→ **WHAT YOU WILL DO**: Report back each line of the records that contains the string "сентября".

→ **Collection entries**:

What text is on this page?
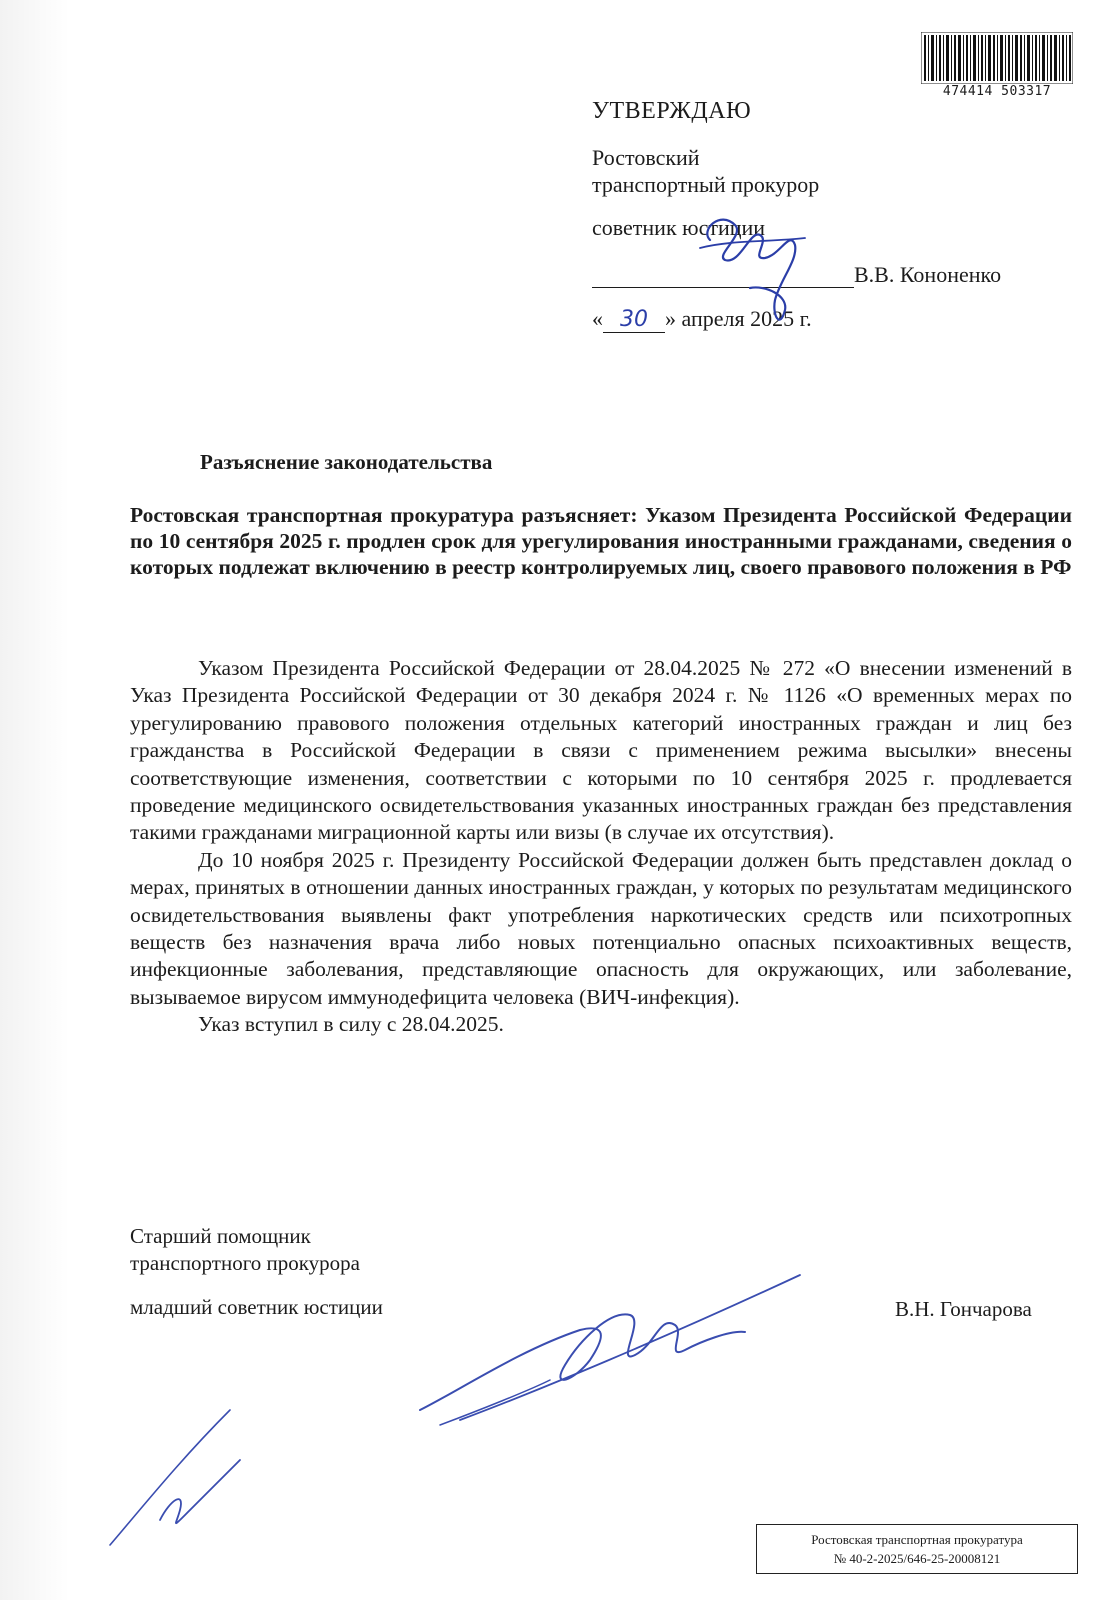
474414 503317
УТВЕРЖДАЮ
Ростовский
транспортный прокурор
советник юстиции
В.В. Кононенко
« 30 » апреля 2025 г.
Разъяснение законодательства
Ростовская транспортная прокуратура разъясняет: Указом Президента Российской Федерации по 10 сентября 2025 г. продлен срок для урегулирования иностранными гражданами, сведения о которых подлежат включению в реестр контролируемых лиц, своего правового положения в РФ

Указом Президента Российской Федерации от 28.04.2025 № 272 «О внесении изменений в Указ Президента Российской Федерации от 30 декабря 2024 г. № 1126 «О временных мерах по урегулированию правового положения отдельных категорий иностранных граждан и лиц без гражданства в Российской Федерации в связи с применением режима высылки» внесены соответствующие изменения, соответствии с которыми по 10 сентября 2025 г. продлевается проведение медицинского освидетельствования указанных иностранных граждан без представления такими гражданами миграционной карты или визы (в случае их отсутствия).

До 10 ноября 2025 г. Президенту Российской Федерации должен быть представлен доклад о мерах, принятых в отношении данных иностранных граждан, у которых по результатам медицинского освидетельствования выявлены факт употребления наркотических средств или психотропных веществ без назначения врача либо новых потенциально опасных психоактивных веществ, инфекционные заболевания, представляющие опасность для окружающих, или заболевание, вызываемое вирусом иммунодефицита человека (ВИЧ-инфекция).

Указ вступил в силу с 28.04.2025.

Старший помощник
транспортного прокурора
младший советник юстиции	В.Н. Гончарова
Ростовская транспортная прокуратура
№ 40-2-2025/646-25-20008121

→ **RESPONSE TO THIS TASK**:
Ростовская транспортная прокуратура разъясняет: Указом Президента Российской Федерации по 10 сентября 2025 г. продлен срок для урегулирования иностранными гражданами, сведения о которых подлежат включению в реестр контролируемых лиц, своего правового положения в РФ
Указом Президента Российской Федерации от 28.04.2025 № 272 «О внесении изменений в Указ Президента Российской Федерации от 30 декабря 2024 г. № 1126 «О временных мерах по урегулированию правового положения отдельных категорий иностранных граждан и лиц без гражданства в Российской Федерации в связи с применением режима высылки» внесены соответствующие изменения, соответствии с которыми по 10 сентября 2025 г. продлевается проведение медицинского освидетельствования указанных иностранных граждан без представления такими гражданами миграционной карты или визы (в случае их отсутствия).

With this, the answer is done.